Exercise input.
## begin

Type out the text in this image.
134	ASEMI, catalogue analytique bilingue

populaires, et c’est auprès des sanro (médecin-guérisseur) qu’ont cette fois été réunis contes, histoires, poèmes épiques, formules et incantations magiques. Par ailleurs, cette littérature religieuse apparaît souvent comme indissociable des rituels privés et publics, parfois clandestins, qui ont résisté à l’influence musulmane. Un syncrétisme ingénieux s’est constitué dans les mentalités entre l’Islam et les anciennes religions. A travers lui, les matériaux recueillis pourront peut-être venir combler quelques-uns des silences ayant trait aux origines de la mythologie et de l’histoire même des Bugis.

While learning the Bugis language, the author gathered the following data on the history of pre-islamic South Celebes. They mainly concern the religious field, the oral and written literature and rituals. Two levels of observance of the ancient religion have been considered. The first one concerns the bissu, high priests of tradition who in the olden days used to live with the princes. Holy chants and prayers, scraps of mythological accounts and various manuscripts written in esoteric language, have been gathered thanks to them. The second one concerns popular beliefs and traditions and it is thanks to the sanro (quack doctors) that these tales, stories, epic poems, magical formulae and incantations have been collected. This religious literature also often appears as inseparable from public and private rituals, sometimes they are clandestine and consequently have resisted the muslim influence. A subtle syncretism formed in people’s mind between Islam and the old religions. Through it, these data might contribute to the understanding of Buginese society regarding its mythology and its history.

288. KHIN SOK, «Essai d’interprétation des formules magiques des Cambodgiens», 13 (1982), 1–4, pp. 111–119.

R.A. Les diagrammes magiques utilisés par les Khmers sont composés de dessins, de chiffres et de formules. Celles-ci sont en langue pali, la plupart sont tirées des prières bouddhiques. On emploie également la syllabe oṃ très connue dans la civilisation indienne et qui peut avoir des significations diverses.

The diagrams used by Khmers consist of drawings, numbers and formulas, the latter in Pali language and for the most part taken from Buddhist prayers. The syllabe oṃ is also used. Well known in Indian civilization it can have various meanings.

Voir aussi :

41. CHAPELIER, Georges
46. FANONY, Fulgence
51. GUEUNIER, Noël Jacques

## end

Exercise.
Copy out the lines in which the string "syllabe" appears.

The reply.
R.A. Les diagrammes magiques utilisés par les Khmers sont composés de dessins, de chiffres et de formules. Celles-ci sont en langue pali, la plupart sont tirées des prières bouddhiques. On emploie également la syllabe oṃ très connue dans la civilisation indienne et qui peut avoir des significations diverses.
The diagrams used by Khmers consist of drawings, numbers and formulas, the latter in Pali language and for the most part taken from Buddhist prayers. The syllabe oṃ is also used. Well known in Indian civilization it can have various meanings.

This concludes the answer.